INSTRUCTION. Find each line with "places" and copy it.

[Saved entries]
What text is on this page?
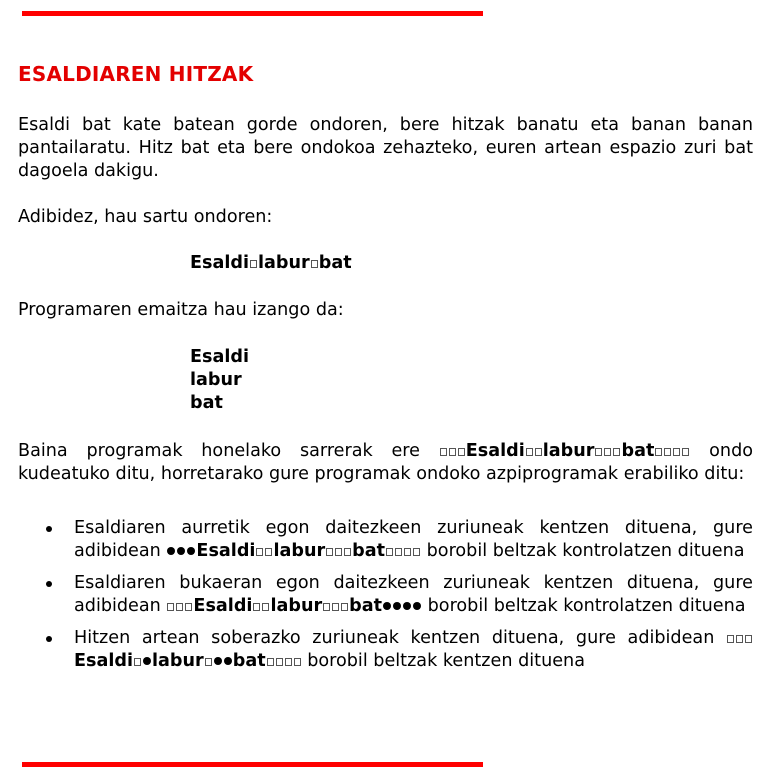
ESALDIAREN HITZAK

Esaldi bat kate batean gorde ondoren, bere hitzak banatu eta banan banan pantailaratu. Hitz bat eta bere ondokoa zehazteko, euren artean espazio zuri bat dagoela dakigu.

Adibidez, hau sartu ondoren:

Esaldi labur bat

Programaren emaitza hau izango da:

Esaldi
labur
bat

Baina programak honelako sarrerak ere	Esaldi labur bat	ondo kudeatuko ditu, horretarako gure programak ondoko azpiprogramak erabiliko ditu:

Esaldiaren aurretik egon daitezkeen zuriuneak kentzen dituena, gure adibidean Esaldi labur bat borobil beltzak kontrolatzen dituena
Esaldiaren bukaeran egon daitezkeen zuriuneak kentzen dituena, gure adibidean Esaldi labur bat	borobil beltzak kontrolatzen dituena
Hitzen artean soberazko zuriuneak kentzen dituena, gure adibidean Esaldi labur bat borobil beltzak kentzen dituena
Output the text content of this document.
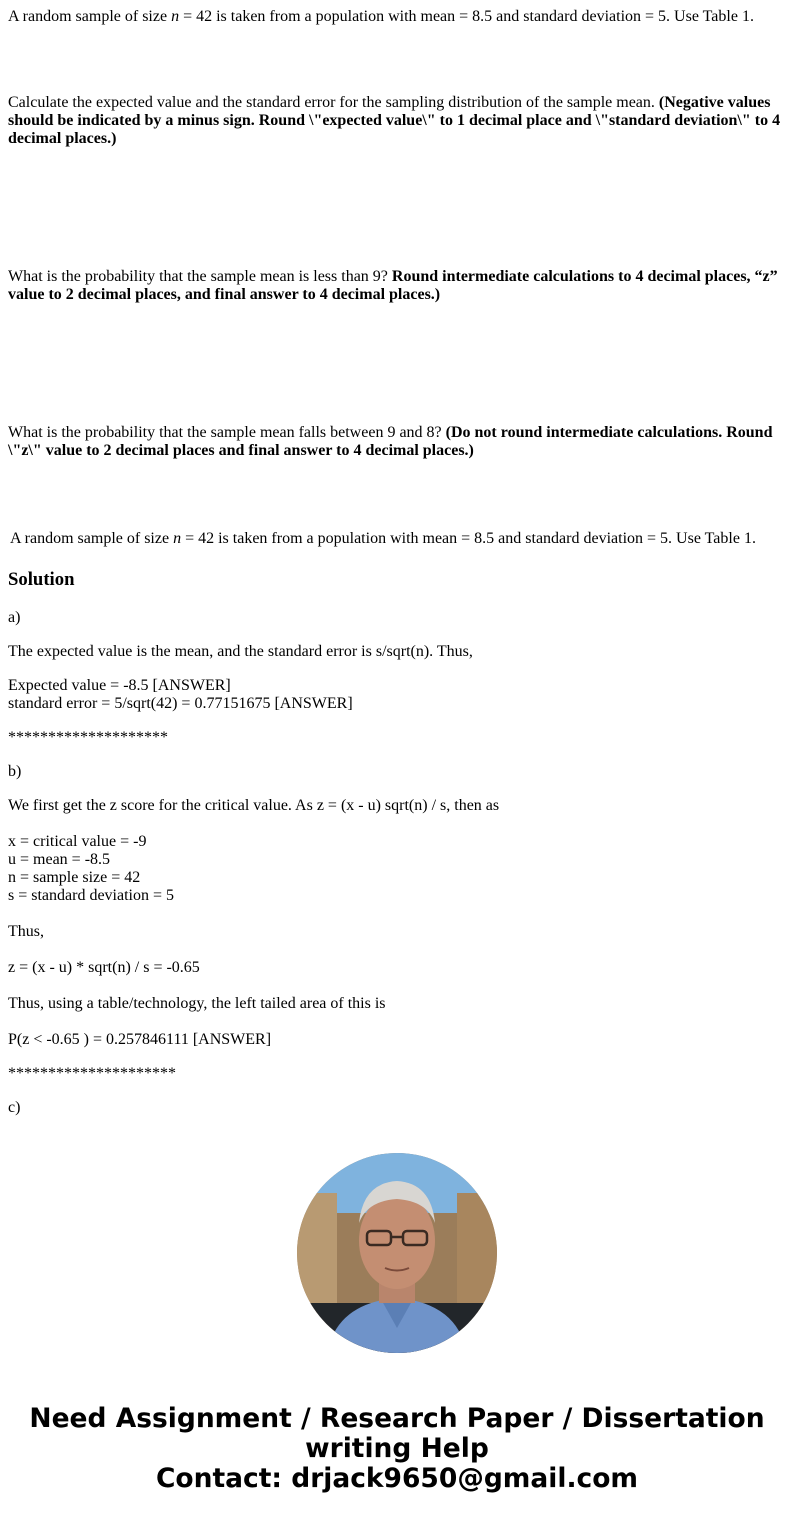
A random sample of size n = 42 is taken from a population with mean = 8.5 and standard deviation = 5. Use Table 1.

Calculate the expected value and the standard error for the sampling distribution of the sample mean. (Negative values should be indicated by a minus sign. Round \"expected value\" to 1 decimal place and \"standard deviation\" to 4 decimal places.)

What is the probability that the sample mean is less than 9? Round intermediate calculations to 4 decimal places, “z” value to 2 decimal places, and final answer to 4 decimal places.)

What is the probability that the sample mean falls between 9 and 8? (Do not round intermediate calculations. Round \"z\" value to 2 decimal places and final answer to 4 decimal places.)

A random sample of size n = 42 is taken from a population with mean = 8.5 and standard deviation = 5. Use Table 1.

Solution

a)

The expected value is the mean, and the standard error is s/sqrt(n). Thus,

Expected value = -8.5 [ANSWER]

standard error = 5/sqrt(42) = 0.77151675 [ANSWER]

********************

b)

We first get the z score for the critical value. As z = (x - u) sqrt(n) / s, then as

x = critical value = -9

u = mean = -8.5

n = sample size = 42

s = standard deviation = 5

Thus,

z = (x - u) * sqrt(n) / s = -0.65

Thus, using a table/technology, the left tailed area of this is

P(z < -0.65 ) = 0.257846111 [ANSWER]

*********************

c)

Need Assignment / Research Paper / Dissertation
writing Help
Contact: drjack9650@gmail.com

COMPLETE OUTPUT.
Calculate the expected value and the standard error for the sampling distribution of the sample mean. (Negative values should be indicated by a minus sign. Round \"expected value\" to 1 decimal place and \"standard deviation\" to 4 decimal places.)
What is the probability that the sample mean is less than 9? Round intermediate calculations to 4 decimal places, “z” value to 2 decimal places, and final answer to 4 decimal places.)
What is the probability that the sample mean falls between 9 and 8? (Do not round intermediate calculations. Round \"z\" value to 2 decimal places and final answer to 4 decimal places.)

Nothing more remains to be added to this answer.